All lines below containing the string "death" are to be copied.
** Data supplied follows **
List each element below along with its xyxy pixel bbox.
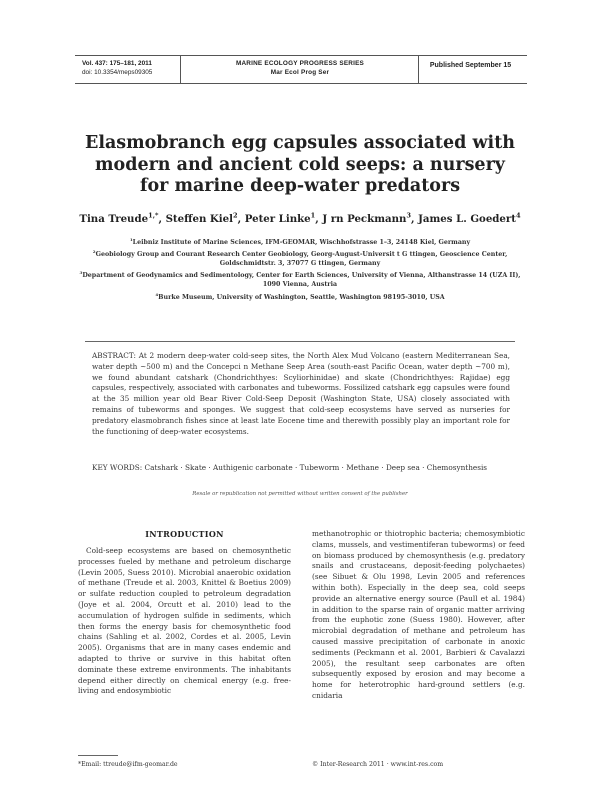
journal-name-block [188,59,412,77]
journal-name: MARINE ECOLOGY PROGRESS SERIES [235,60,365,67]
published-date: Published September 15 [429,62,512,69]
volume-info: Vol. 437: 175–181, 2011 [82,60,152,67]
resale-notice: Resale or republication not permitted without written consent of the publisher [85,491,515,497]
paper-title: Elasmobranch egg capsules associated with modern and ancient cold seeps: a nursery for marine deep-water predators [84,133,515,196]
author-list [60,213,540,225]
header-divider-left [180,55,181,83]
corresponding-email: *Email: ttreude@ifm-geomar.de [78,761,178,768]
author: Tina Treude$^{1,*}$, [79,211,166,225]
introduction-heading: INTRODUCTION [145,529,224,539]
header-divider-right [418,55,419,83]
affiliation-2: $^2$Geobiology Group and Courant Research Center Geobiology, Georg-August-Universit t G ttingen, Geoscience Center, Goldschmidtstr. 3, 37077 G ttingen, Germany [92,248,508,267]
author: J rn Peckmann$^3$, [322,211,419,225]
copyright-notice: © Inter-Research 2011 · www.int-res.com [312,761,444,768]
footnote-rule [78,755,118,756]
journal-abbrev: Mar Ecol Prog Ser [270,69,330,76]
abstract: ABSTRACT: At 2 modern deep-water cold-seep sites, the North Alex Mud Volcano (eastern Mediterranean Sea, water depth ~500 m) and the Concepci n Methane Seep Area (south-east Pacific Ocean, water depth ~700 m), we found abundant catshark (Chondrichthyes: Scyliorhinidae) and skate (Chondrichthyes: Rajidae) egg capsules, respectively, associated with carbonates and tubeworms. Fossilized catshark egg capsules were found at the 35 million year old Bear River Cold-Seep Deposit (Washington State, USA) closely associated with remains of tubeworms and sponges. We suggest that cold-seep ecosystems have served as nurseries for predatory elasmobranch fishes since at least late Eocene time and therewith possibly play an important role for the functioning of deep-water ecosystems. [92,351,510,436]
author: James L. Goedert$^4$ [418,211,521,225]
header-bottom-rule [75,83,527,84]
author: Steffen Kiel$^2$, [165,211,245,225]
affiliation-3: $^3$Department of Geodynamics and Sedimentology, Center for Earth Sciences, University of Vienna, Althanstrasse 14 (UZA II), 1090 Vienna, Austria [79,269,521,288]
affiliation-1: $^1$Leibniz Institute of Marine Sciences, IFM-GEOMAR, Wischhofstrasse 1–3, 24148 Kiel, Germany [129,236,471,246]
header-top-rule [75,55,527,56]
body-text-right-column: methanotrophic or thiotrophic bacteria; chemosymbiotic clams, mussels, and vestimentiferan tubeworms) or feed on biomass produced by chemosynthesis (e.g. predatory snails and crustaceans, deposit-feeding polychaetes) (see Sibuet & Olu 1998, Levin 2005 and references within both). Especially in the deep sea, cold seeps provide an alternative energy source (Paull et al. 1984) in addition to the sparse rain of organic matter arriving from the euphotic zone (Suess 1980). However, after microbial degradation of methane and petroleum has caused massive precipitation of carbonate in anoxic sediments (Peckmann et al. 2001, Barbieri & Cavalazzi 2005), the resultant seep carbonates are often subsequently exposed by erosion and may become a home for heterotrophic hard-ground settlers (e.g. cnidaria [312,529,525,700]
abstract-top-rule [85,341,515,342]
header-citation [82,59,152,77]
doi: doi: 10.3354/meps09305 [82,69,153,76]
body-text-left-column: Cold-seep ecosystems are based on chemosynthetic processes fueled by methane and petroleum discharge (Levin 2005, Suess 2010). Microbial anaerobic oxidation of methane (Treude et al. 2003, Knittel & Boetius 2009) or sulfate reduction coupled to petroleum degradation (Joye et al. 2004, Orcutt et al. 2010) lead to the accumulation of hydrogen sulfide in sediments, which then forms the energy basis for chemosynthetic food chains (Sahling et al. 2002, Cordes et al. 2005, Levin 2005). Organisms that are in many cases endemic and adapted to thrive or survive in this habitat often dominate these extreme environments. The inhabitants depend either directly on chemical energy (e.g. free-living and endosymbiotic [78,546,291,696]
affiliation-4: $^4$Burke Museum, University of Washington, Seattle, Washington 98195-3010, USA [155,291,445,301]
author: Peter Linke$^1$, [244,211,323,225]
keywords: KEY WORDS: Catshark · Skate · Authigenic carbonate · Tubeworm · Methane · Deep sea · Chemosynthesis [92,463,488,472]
** End of Data supplied **
** Data supplied follows **
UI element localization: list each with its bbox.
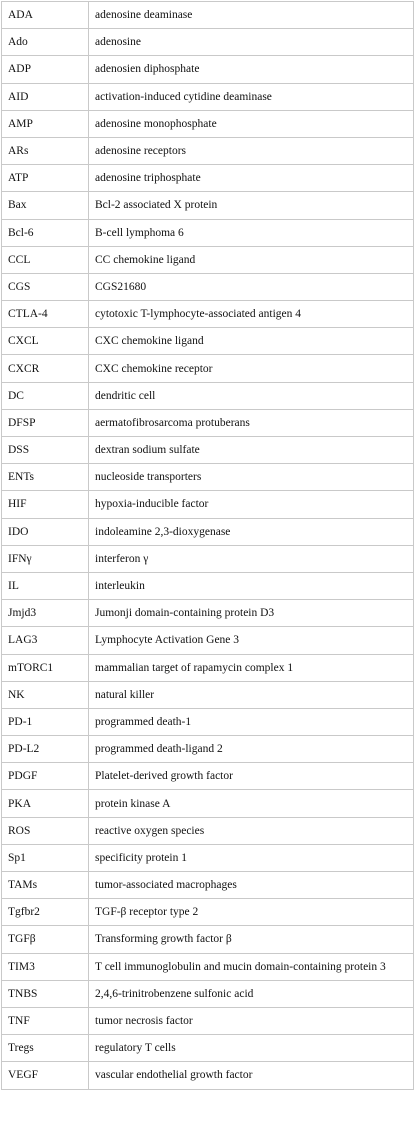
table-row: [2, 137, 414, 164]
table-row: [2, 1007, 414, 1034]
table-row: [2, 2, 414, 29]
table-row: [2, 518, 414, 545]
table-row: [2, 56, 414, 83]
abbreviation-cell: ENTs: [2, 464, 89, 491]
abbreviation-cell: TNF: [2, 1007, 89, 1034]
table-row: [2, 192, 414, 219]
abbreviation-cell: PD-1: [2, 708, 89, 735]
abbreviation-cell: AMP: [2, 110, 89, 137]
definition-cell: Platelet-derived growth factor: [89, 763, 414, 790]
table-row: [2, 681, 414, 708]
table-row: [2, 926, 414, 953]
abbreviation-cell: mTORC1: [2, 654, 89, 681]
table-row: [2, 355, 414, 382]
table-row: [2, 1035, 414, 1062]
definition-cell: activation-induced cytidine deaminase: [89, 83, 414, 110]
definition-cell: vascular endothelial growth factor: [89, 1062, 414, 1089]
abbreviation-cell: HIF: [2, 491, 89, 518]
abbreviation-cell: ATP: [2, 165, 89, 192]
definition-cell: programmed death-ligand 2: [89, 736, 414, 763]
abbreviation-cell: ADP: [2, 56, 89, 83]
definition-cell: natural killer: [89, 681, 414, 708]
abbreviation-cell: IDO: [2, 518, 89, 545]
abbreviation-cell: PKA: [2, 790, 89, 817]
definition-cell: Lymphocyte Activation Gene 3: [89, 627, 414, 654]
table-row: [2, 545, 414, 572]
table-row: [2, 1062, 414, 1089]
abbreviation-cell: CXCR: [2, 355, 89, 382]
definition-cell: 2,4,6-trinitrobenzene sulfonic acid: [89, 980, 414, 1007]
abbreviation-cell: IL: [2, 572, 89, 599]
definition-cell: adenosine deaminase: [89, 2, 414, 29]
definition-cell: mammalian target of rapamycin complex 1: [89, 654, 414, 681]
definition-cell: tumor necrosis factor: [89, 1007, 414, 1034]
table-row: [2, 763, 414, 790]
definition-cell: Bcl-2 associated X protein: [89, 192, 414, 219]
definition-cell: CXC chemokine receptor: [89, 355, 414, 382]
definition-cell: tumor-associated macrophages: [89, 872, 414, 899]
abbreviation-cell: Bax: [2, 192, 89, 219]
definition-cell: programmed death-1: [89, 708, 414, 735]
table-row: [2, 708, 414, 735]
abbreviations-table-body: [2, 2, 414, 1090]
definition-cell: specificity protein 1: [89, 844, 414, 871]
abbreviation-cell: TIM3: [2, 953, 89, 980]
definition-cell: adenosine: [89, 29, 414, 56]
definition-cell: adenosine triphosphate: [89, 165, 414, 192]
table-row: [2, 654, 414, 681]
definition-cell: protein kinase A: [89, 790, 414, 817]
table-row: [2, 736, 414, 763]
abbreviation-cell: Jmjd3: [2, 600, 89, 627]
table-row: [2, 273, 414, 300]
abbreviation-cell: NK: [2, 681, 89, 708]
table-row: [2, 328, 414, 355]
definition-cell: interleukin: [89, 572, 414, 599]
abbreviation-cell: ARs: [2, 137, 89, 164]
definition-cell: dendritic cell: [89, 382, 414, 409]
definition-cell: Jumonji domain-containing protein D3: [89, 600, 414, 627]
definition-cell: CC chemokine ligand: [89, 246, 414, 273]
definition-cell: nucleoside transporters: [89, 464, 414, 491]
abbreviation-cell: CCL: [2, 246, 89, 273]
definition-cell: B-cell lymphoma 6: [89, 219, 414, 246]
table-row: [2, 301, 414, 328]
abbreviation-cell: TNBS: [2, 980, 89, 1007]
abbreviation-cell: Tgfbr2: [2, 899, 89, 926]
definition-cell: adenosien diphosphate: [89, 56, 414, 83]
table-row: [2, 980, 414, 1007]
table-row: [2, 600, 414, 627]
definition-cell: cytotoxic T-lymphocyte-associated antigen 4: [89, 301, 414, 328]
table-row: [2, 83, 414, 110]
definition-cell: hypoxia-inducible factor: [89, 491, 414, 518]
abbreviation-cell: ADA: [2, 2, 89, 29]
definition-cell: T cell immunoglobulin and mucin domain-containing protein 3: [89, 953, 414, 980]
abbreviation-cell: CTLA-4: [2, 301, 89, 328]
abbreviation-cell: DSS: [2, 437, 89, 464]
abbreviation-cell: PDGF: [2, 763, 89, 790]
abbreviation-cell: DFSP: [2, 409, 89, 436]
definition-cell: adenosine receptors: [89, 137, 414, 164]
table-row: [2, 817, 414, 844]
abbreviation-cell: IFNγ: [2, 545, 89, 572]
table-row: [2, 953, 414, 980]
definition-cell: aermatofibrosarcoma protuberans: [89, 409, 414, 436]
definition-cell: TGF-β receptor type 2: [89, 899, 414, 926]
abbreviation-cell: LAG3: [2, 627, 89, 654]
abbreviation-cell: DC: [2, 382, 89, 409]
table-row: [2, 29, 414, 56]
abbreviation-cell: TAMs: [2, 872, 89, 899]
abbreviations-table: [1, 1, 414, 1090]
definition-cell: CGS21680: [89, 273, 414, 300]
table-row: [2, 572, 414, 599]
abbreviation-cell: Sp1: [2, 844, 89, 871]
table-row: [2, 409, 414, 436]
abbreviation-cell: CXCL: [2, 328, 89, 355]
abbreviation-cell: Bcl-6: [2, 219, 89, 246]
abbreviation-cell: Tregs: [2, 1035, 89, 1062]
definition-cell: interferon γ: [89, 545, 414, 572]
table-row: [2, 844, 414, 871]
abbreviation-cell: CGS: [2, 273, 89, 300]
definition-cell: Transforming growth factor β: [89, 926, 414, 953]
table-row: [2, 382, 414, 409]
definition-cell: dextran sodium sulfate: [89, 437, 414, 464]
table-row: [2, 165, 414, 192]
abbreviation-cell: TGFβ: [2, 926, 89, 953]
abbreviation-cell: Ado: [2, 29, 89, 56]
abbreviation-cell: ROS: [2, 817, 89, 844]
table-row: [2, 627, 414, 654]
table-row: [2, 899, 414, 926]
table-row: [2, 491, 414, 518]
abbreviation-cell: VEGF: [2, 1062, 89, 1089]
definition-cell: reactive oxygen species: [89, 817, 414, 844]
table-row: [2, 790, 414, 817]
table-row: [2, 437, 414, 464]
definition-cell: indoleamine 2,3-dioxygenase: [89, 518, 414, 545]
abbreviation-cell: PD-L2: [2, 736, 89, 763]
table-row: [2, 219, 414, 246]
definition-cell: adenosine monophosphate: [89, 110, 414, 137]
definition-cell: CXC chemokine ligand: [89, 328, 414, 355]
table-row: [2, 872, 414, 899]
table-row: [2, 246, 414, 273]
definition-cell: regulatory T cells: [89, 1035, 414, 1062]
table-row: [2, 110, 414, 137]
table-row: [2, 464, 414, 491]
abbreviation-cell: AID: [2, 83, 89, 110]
** End of Data supplied **
> **Worked solution**
definition-cell: programmed death-ligand 2: [89, 736, 414, 763]
definition-cell: programmed death-1: [89, 708, 414, 735]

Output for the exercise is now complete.